# What the task asks:
Output the entries word for word. Omit images.

[Dataset entries on figures]
******************************
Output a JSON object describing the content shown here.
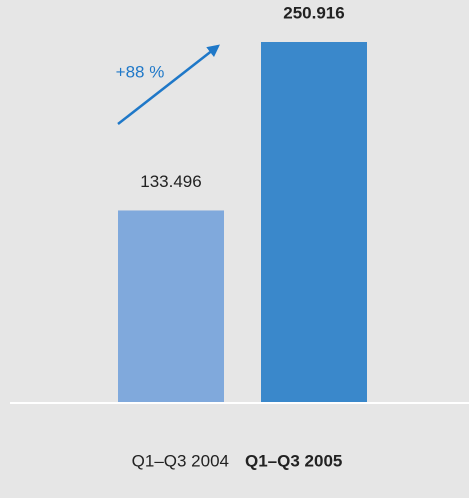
{
  "chart_data": {
    "type": "bar",
    "categories": [
      "Q1–Q3 2004",
      "Q1–Q3 2005"
    ],
    "series": [
      {
        "values": [
          133496,
          250916
        ],
        "value_labels": [
          "133.496",
          "250.916"
        ],
        "colors": [
          "#80a9dc",
          "#3a88cb"
        ]
      }
    ],
    "annotation": "+88 %"
  }
}
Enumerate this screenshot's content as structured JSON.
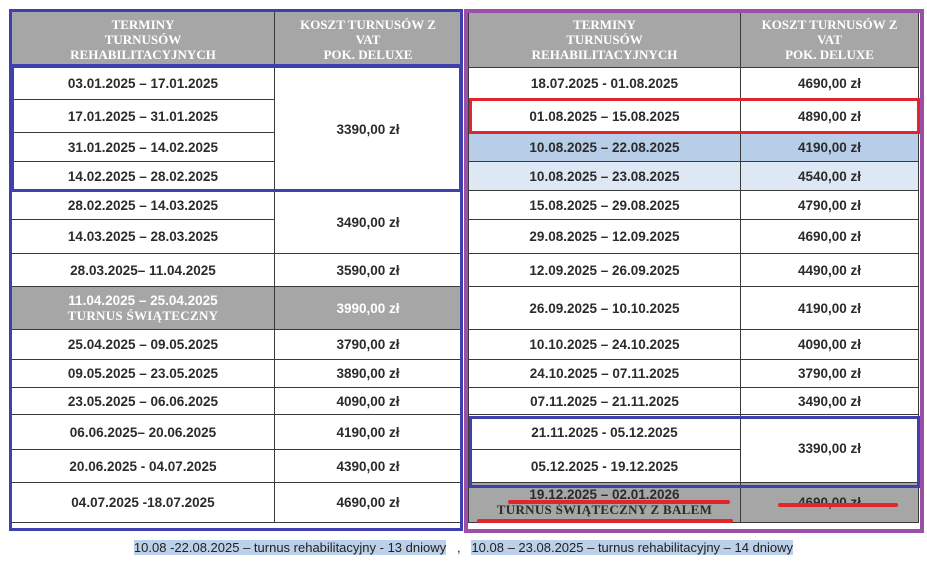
{
  "colors": {
    "header_gray": "#a6a6a6",
    "frame_blue": "#3f3fae",
    "frame_purple": "#9a4fa8",
    "highlight_red": "#e0262b",
    "row_blue": "#b7cde8",
    "row_light_blue": "#dde8f4"
  },
  "left": {
    "header": {
      "terms": [
        "TERMINY",
        "TURNUSÓW",
        "REHABILITACYJNYCH"
      ],
      "cost": [
        "KOSZT TURNUSÓW Z",
        "VAT",
        "POK. DELUXE"
      ]
    },
    "rows": [
      {
        "date": "03.01.2025 – 17.01.2025"
      },
      {
        "date": "17.01.2025 – 31.01.2025"
      },
      {
        "date": "31.01.2025 – 14.02.2025"
      },
      {
        "date": "14.02.2025 – 28.02.2025"
      },
      {
        "date": "28.02.2025 – 14.03.2025"
      },
      {
        "date": "14.03.2025 – 28.03.2025"
      },
      {
        "date": "28.03.2025– 11.04.2025",
        "price": "3590,00 zł"
      },
      {
        "date": "11.04.2025 – 25.04.2025",
        "sub": "TURNUS ŚWIĄTECZNY",
        "price": "3990,00 zł"
      },
      {
        "date": "25.04.2025 – 09.05.2025",
        "price": "3790,00 zł"
      },
      {
        "date": "09.05.2025 – 23.05.2025",
        "price": "3890,00 zł"
      },
      {
        "date": "23.05.2025 – 06.06.2025",
        "price": "4090,00 zł"
      },
      {
        "date": "06.06.2025– 20.06.2025",
        "price": "4190,00 zł"
      },
      {
        "date": "20.06.2025 - 04.07.2025",
        "price": "4390,00 zł"
      },
      {
        "date": "04.07.2025 -18.07.2025",
        "price": "4690,00 zł"
      }
    ],
    "merged_price_1": "3390,00 zł",
    "merged_price_2": "3490,00 zł"
  },
  "right": {
    "header": {
      "terms": [
        "TERMINY",
        "TURNUSÓW",
        "REHABILITACYJNYCH"
      ],
      "cost": [
        "KOSZT TURNUSÓW Z",
        "VAT",
        "POK. DELUXE"
      ]
    },
    "rows": [
      {
        "date": "18.07.2025 - 01.08.2025",
        "price": "4690,00 zł"
      },
      {
        "date": "01.08.2025 – 15.08.2025",
        "price": "4890,00 zł"
      },
      {
        "date": "10.08.2025 – 22.08.2025",
        "price": "4190,00 zł"
      },
      {
        "date": "10.08.2025 – 23.08.2025",
        "price": "4540,00 zł"
      },
      {
        "date": "15.08.2025 – 29.08.2025",
        "price": "4790,00 zł"
      },
      {
        "date": "29.08.2025 – 12.09.2025",
        "price": "4690,00 zł"
      },
      {
        "date": "12.09.2025 – 26.09.2025",
        "price": "4490,00 zł"
      },
      {
        "date": "26.09.2025 – 10.10.2025",
        "price": "4190,00 zł"
      },
      {
        "date": "10.10.2025 – 24.10.2025",
        "price": "4090,00 zł"
      },
      {
        "date": "24.10.2025 – 07.11.2025",
        "price": "3790,00 zł"
      },
      {
        "date": "07.11.2025 – 21.11.2025",
        "price": "3490,00 zł"
      },
      {
        "date": "21.11.2025 - 05.12.2025"
      },
      {
        "date": "05.12.2025 - 19.12.2025"
      },
      {
        "date": "19.12.2025 – 02.01.2026",
        "sub": "TURNUS ŚWIĄTECZNY Z BALEM",
        "price": "4690,00 zł"
      }
    ],
    "merged_price": "3390,00 zł"
  },
  "footer": {
    "note1": "10.08 -22.08.2025 – turnus rehabilitacyjny - 13 dniowy",
    "separator": ",",
    "note2": "10.08 – 23.08.2025 – turnus rehabilitacyjny – 14 dniowy"
  }
}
******************************
# Exercise response:
Output a JSON object describing the content shown here.
{
  "chart_data": {
    "type": "bar",
    "categories": [
      "Q1–Q3 2004",
      "Q1–Q3 2005"
    ],
    "series": [
      {
        "values": [
          133496,
          250916
        ],
        "value_labels": [
          "133.496",
          "250.916"
        ],
        "colors": [
          "#80a9dc",
          "#3a88cb"
        ]
      }
    ],
    "annotation": "+88 %"
  }
}
Enumerate this screenshot's content as structured JSON.
{
  "colors": {
    "header_gray": "#a6a6a6",
    "frame_blue": "#3f3fae",
    "frame_purple": "#9a4fa8",
    "highlight_red": "#e0262b",
    "row_blue": "#b7cde8",
    "row_light_blue": "#dde8f4"
  },
  "left": {
    "header": {
      "terms": [
        "TERMINY",
        "TURNUSÓW",
        "REHABILITACYJNYCH"
      ],
      "cost": [
        "KOSZT TURNUSÓW Z",
        "VAT",
        "POK. DELUXE"
      ]
    },
    "rows": [
      {
        "date": "03.01.2025 – 17.01.2025"
      },
      {
        "date": "17.01.2025 – 31.01.2025"
      },
      {
        "date": "31.01.2025 – 14.02.2025"
      },
      {
        "date": "14.02.2025 – 28.02.2025"
      },
      {
        "date": "28.02.2025 – 14.03.2025"
      },
      {
        "date": "14.03.2025 – 28.03.2025"
      },
      {
        "date": "28.03.2025– 11.04.2025",
        "price": "3590,00 zł"
      },
      {
        "date": "11.04.2025 – 25.04.2025",
        "sub": "TURNUS ŚWIĄTECZNY",
        "price": "3990,00 zł"
      },
      {
        "date": "25.04.2025 – 09.05.2025",
        "price": "3790,00 zł"
      },
      {
        "date": "09.05.2025 – 23.05.2025",
        "price": "3890,00 zł"
      },
      {
        "date": "23.05.2025 – 06.06.2025",
        "price": "4090,00 zł"
      },
      {
        "date": "06.06.2025– 20.06.2025",
        "price": "4190,00 zł"
      },
      {
        "date": "20.06.2025 - 04.07.2025",
        "price": "4390,00 zł"
      },
      {
        "date": "04.07.2025 -18.07.2025",
        "price": "4690,00 zł"
      }
    ],
    "merged_price_1": "3390,00 zł",
    "merged_price_2": "3490,00 zł"
  },
  "right": {
    "header": {
      "terms": [
        "TERMINY",
        "TURNUSÓW",
        "REHABILITACYJNYCH"
      ],
      "cost": [
        "KOSZT TURNUSÓW Z",
        "VAT",
        "POK. DELUXE"
      ]
    },
    "rows": [
      {
        "date": "18.07.2025 - 01.08.2025",
        "price": "4690,00 zł"
      },
      {
        "date": "01.08.2025 – 15.08.2025",
        "price": "4890,00 zł"
      },
      {
        "date": "10.08.2025 – 22.08.2025",
        "price": "4190,00 zł"
      },
      {
        "date": "10.08.2025 – 23.08.2025",
        "price": "4540,00 zł"
      },
      {
        "date": "15.08.2025 – 29.08.2025",
        "price": "4790,00 zł"
      },
      {
        "date": "29.08.2025 – 12.09.2025",
        "price": "4690,00 zł"
      },
      {
        "date": "12.09.2025 – 26.09.2025",
        "price": "4490,00 zł"
      },
      {
        "date": "26.09.2025 – 10.10.2025",
        "price": "4190,00 zł"
      },
      {
        "date": "10.10.2025 – 24.10.2025",
        "price": "4090,00 zł"
      },
      {
        "date": "24.10.2025 – 07.11.2025",
        "price": "3790,00 zł"
      },
      {
        "date": "07.11.2025 – 21.11.2025",
        "price": "3490,00 zł"
      },
      {
        "date": "21.11.2025 - 05.12.2025"
      },
      {
        "date": "05.12.2025 - 19.12.2025"
      },
      {
        "date": "19.12.2025 – 02.01.2026",
        "sub": "TURNUS ŚWIĄTECZNY Z BALEM",
        "price": "4690,00 zł"
      }
    ],
    "merged_price": "3390,00 zł"
  },
  "footer": {
    "note1": "10.08 -22.08.2025 – turnus rehabilitacyjny - 13 dniowy",
    "separator": ",",
    "note2": "10.08 – 23.08.2025 – turnus rehabilitacyjny – 14 dniowy"
  }
}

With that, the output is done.